» WRITTEN EXERCISE: Render every entry exactly as it appears.

» EXTRACTED ENTRIES:

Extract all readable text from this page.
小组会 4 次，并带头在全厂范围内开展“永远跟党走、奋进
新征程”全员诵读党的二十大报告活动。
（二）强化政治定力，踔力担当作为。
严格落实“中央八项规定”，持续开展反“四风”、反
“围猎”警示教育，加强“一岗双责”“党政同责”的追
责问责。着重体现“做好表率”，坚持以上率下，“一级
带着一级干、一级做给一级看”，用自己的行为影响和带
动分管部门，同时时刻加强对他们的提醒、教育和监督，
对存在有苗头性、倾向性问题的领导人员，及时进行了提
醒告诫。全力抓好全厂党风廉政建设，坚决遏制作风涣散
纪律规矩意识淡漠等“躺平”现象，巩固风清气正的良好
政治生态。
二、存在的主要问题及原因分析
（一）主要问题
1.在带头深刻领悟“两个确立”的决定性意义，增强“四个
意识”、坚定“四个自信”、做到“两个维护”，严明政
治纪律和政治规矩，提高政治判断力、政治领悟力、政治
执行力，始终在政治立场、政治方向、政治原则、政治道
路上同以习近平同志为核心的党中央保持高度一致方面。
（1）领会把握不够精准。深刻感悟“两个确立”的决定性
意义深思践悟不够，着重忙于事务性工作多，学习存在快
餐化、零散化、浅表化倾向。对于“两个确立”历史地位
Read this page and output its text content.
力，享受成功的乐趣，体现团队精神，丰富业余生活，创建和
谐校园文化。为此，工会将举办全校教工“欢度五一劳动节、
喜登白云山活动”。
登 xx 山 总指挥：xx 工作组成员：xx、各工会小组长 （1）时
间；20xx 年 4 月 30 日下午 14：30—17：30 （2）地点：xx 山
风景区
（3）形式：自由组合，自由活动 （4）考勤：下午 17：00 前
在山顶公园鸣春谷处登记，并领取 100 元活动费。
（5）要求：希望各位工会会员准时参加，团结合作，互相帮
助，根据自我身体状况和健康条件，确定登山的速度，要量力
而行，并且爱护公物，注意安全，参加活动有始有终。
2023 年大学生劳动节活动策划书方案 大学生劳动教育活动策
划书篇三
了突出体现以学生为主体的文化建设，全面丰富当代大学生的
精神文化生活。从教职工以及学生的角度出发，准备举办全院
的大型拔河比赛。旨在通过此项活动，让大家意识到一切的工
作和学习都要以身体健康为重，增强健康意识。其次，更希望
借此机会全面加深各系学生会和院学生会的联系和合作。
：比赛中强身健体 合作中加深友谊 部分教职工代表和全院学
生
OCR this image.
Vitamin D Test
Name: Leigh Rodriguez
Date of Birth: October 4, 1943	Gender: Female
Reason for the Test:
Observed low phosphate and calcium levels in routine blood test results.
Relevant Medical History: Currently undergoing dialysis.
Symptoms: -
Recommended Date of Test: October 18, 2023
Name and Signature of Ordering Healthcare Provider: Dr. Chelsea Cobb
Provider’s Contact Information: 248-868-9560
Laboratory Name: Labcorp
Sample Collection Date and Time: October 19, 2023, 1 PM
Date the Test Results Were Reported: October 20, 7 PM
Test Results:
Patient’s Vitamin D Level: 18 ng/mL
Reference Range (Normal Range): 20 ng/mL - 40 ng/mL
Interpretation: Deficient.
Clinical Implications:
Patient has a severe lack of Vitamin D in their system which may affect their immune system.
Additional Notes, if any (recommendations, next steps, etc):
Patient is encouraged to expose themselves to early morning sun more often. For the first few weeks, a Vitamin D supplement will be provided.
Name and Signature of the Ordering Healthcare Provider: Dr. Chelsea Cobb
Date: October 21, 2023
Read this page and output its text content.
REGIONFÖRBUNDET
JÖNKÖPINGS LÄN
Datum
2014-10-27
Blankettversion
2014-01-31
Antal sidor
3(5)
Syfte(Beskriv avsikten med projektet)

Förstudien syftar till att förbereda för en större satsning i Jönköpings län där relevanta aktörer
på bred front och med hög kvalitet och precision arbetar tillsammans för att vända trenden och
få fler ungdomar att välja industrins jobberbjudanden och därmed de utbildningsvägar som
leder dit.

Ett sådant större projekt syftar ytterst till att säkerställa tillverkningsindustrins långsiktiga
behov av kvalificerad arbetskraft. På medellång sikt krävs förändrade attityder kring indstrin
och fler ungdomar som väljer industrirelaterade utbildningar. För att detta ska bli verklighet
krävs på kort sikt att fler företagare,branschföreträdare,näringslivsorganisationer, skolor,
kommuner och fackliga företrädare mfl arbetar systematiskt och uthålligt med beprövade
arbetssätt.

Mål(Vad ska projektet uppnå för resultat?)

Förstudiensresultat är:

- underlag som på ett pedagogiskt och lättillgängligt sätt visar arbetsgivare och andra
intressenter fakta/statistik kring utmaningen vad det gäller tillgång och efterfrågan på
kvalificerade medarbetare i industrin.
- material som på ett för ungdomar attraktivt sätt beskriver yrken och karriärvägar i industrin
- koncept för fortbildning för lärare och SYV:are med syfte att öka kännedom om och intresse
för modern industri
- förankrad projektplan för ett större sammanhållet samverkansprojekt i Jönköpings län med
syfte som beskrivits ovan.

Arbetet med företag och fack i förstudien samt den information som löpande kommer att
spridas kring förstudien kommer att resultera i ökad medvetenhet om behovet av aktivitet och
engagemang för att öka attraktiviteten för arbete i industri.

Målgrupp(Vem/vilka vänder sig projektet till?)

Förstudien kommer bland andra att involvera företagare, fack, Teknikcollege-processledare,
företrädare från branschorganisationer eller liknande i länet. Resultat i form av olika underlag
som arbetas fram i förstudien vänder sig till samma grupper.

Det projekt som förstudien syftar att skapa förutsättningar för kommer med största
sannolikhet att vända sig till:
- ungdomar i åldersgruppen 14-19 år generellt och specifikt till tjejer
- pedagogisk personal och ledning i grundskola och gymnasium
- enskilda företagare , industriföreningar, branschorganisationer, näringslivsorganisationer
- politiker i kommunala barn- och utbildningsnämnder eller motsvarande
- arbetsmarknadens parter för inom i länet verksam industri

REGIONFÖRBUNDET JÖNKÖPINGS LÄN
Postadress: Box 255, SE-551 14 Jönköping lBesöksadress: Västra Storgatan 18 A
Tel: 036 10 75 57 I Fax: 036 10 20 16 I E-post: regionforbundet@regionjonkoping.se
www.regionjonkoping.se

» FULL RESPONSE:
Extract all readable text from this page.
小组会 4 次，并带头在全厂范围内开展“永远跟党走、奋进
新征程”全员诵读党的二十大报告活动。
（二）强化政治定力，踔力担当作为。
严格落实“中央八项规定”，持续开展反“四风”、反
“围猎”警示教育，加强“一岗双责”“党政同责”的追
责问责。着重体现“做好表率”，坚持以上率下，“一级
带着一级干、一级做给一级看”，用自己的行为影响和带
动分管部门，同时时刻加强对他们的提醒、教育和监督，
对存在有苗头性、倾向性问题的领导人员，及时进行了提
醒告诫。全力抓好全厂党风廉政建设，坚决遏制作风涣散
纪律规矩意识淡漠等“躺平”现象，巩固风清气正的良好
政治生态。
二、存在的主要问题及原因分析
（一）主要问题
1.在带头深刻领悟“两个确立”的决定性意义，增强“四个
意识”、坚定“四个自信”、做到“两个维护”，严明政
治纪律和政治规矩，提高政治判断力、政治领悟力、政治
执行力，始终在政治立场、政治方向、政治原则、政治道
路上同以习近平同志为核心的党中央保持高度一致方面。
（1）领会把握不够精准。深刻感悟“两个确立”的决定性
意义深思践悟不够，着重忙于事务性工作多，学习存在快
餐化、零散化、浅表化倾向。对于“两个确立”历史地位
Read this page and output its text content.
力，享受成功的乐趣，体现团队精神，丰富业余生活，创建和
谐校园文化。为此，工会将举办全校教工“欢度五一劳动节、
喜登白云山活动”。
登 xx 山 总指挥：xx 工作组成员：xx、各工会小组长 （1）时
间；20xx 年 4 月 30 日下午 14：30—17：30 （2）地点：xx 山
风景区
（3）形式：自由组合，自由活动 （4）考勤：下午 17：00 前
在山顶公园鸣春谷处登记，并领取 100 元活动费。
（5）要求：希望各位工会会员准时参加，团结合作，互相帮
助，根据自我身体状况和健康条件，确定登山的速度，要量力
而行，并且爱护公物，注意安全，参加活动有始有终。
2023 年大学生劳动节活动策划书方案 大学生劳动教育活动策
划书篇三
了突出体现以学生为主体的文化建设，全面丰富当代大学生的
精神文化生活。从教职工以及学生的角度出发，准备举办全院
的大型拔河比赛。旨在通过此项活动，让大家意识到一切的工
作和学习都要以身体健康为重，增强健康意识。其次，更希望
借此机会全面加深各系学生会和院学生会的联系和合作。
：比赛中强身健体 合作中加深友谊 部分教职工代表和全院学
生
OCR this image.
Vitamin D Test
Name: Leigh Rodriguez
Date of Birth: October 4, 1943	Gender: Female
Reason for the Test:
Observed low phosphate and calcium levels in routine blood test results.
Relevant Medical History: Currently undergoing dialysis.
Symptoms: -
Recommended Date of Test: October 18, 2023
Name and Signature of Ordering Healthcare Provider: Dr. Chelsea Cobb
Provider’s Contact Information: 248-868-9560
Laboratory Name: Labcorp
Sample Collection Date and Time: October 19, 2023, 1 PM
Date the Test Results Were Reported: October 20, 7 PM
Test Results:
Patient’s Vitamin D Level: 18 ng/mL
Reference Range (Normal Range): 20 ng/mL - 40 ng/mL
Interpretation: Deficient.
Clinical Implications:
Patient has a severe lack of Vitamin D in their system which may affect their immune system.
Additional Notes, if any (recommendations, next steps, etc):
Patient is encouraged to expose themselves to early morning sun more often. For the first few weeks, a Vitamin D supplement will be provided.
Name and Signature of the Ordering Healthcare Provider: Dr. Chelsea Cobb
Date: October 21, 2023
Read this page and output its text content.
REGIONFÖRBUNDET
JÖNKÖPINGS LÄN
Datum
2014-10-27
Blankettversion
2014-01-31
Antal sidor
3(5)
Syfte(Beskriv avsikten med projektet)

Förstudien syftar till att förbereda för en större satsning i Jönköpings län där relevanta aktörer
på bred front och med hög kvalitet och precision arbetar tillsammans för att vända trenden och
få fler ungdomar att välja industrins jobberbjudanden och därmed de utbildningsvägar som
leder dit.

Ett sådant större projekt syftar ytterst till att säkerställa tillverkningsindustrins långsiktiga
behov av kvalificerad arbetskraft. På medellång sikt krävs förändrade attityder kring indstrin
och fler ungdomar som väljer industrirelaterade utbildningar. För att detta ska bli verklighet
krävs på kort sikt att fler företagare,branschföreträdare,näringslivsorganisationer, skolor,
kommuner och fackliga företrädare mfl arbetar systematiskt och uthålligt med beprövade
arbetssätt.

Mål(Vad ska projektet uppnå för resultat?)

Förstudiensresultat är:

- underlag som på ett pedagogiskt och lättillgängligt sätt visar arbetsgivare och andra
intressenter fakta/statistik kring utmaningen vad det gäller tillgång och efterfrågan på
kvalificerade medarbetare i industrin.
- material som på ett för ungdomar attraktivt sätt beskriver yrken och karriärvägar i industrin
- koncept för fortbildning för lärare och SYV:are med syfte att öka kännedom om och intresse
för modern industri
- förankrad projektplan för ett större sammanhållet samverkansprojekt i Jönköpings län med
syfte som beskrivits ovan.

Arbetet med företag och fack i förstudien samt den information som löpande kommer att
spridas kring förstudien kommer att resultera i ökad medvetenhet om behovet av aktivitet och
engagemang för att öka attraktiviteten för arbete i industri.

Målgrupp(Vem/vilka vänder sig projektet till?)

Förstudien kommer bland andra att involvera företagare, fack, Teknikcollege-processledare,
företrädare från branschorganisationer eller liknande i länet. Resultat i form av olika underlag
som arbetas fram i förstudien vänder sig till samma grupper.

Det projekt som förstudien syftar att skapa förutsättningar för kommer med största
sannolikhet att vända sig till:
- ungdomar i åldersgruppen 14-19 år generellt och specifikt till tjejer
- pedagogisk personal och ledning i grundskola och gymnasium
- enskilda företagare , industriföreningar, branschorganisationer, näringslivsorganisationer
- politiker i kommunala barn- och utbildningsnämnder eller motsvarande
- arbetsmarknadens parter för inom i länet verksam industri

REGIONFÖRBUNDET JÖNKÖPINGS LÄN
Postadress: Box 255, SE-551 14 Jönköping lBesöksadress: Västra Storgatan 18 A
Tel: 036 10 75 57 I Fax: 036 10 20 16 I E-post: regionforbundet@regionjonkoping.se
www.regionjonkoping.se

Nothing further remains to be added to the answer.